My first set back is that I scanned Joanne's yearbook. For those of you who don't know Joanne, let me tell you a little bit about her. Joanne is a very pretty girl with a smile that radiates with a hypnotic trance of warmth and kindness. I dare say, everyone who graduated with us remembers her smile. No matter how gloomy of a day it was outside, after you passed Joanne in the hallway, your whole world filled with sunshine and flowers.

As such, she was probably "THE" most popular kid in our class. Yes, even more popular than Geno, if that's even possible at all. Because of that, nearly every kid in our graduating class signed her yearbook. I know that sounds flattering on the surface, but just let me tell you what all that means to me.

After 36 years of wear and tear, the photographs in your yearbook begin to fade. Scanning them, even with a high-resolution scanner, deteriorates the finished quality of the scan because of that fade. On top of all that, almost every other kid wrote across their own face in an effort to express in words how much they've enjoyed being Joanne's friend.

Knowing Joanne as I do, I completely understand why they did it. A friend like Joanne only happens once in a lifetime. Graduating from EHS is an emotional experience. In a sense, you're saying good-bye to all of the kids you've known since you first leaped up over the crib rails. This is the last opportunity you'll get to express in words how much you cherish someone's friendship before heading out onto the open road.

Try to understand the frame of reference from which I speak. In 1971, communications technologies were severely limited. Once you left the cave you had no verbal contact with the rest of the tribe, unless of course, you pulled over to the curb and hopped on a pay phone.

Ten years down the road when you're thumbing through your yearbook, you'll see the picture of one of your old drinking buddies and stop to think, "I wonder what he's doing now?" So you pick up the phone and dial his number only to hear "that number has been disconnected."

You're thinking that's no big deal because you can always call one of the other guys you used to party with to see if he knows what happened to your long lost friend. Again you hear, "that number has been disconnected." You're at a dead end right there.

Before the Internet we lived isolated lives. After high school we got somewhat cut off from each other. Life being what it is, we scattered with the four winds into every nook and cranny of the planet. Some kids migrated over to the West Coast. Others moved on to Canada or Europe. One thing you can say about Everett kids is that they're all over the place.

When Carol and I first landed in southern Indiana we felt like we had moved to another planet. What we did like about it is that it is so behind the times that it feels like Everett forty years ago. One thing we never suspected is to have the proprietor of the local hardware store look back at me and ask, "Are you from Everett?"

___

# Required tasks:
1) Answer these questions about the text on Joanne's yearbook:
(a) After how many years of wear and tear do the yearbook photographs begin to fade?
(b) In which year were communications technologies severely limited?
(c) Where did Carol and the writer first land?
2) Reproduce the passage of the text on Joanne's yearbook from "Ten years down" up to and including "over the place.".

# Information shown:
___

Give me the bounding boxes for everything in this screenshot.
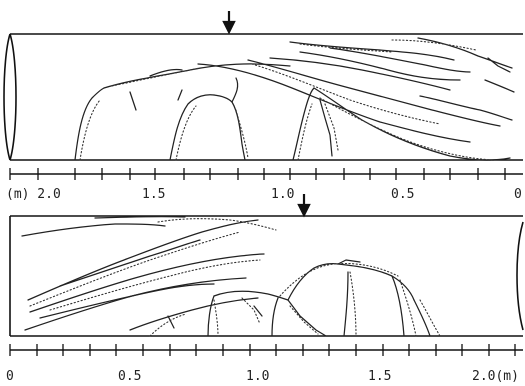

___

# Responses by task:
1)
(a) 36 years
(b) 1971
(c) Southern Indiana

2)
Ten years down the road when you're thumbing through your yearbook, you'll see the picture of one of your old drinking buddies and stop to think, "I wonder what he's doing now?" So you pick up the phone and dial his number only to hear "that number has been disconnected."

You're thinking that's no big deal because you can always call one of the other guys you used to party with to see if he knows what happened to your long lost friend. Again you hear, "that number has been disconnected." You're at a dead end right there.

Before the Internet we lived isolated lives. After high school we got somewhat cut off from each other. Life being what it is, we scattered with the four winds into every nook and cranny of the planet. Some kids migrated over to the West Coast. Others moved on to Canada or Europe. One thing you can say about Everett kids is that they're all over the place.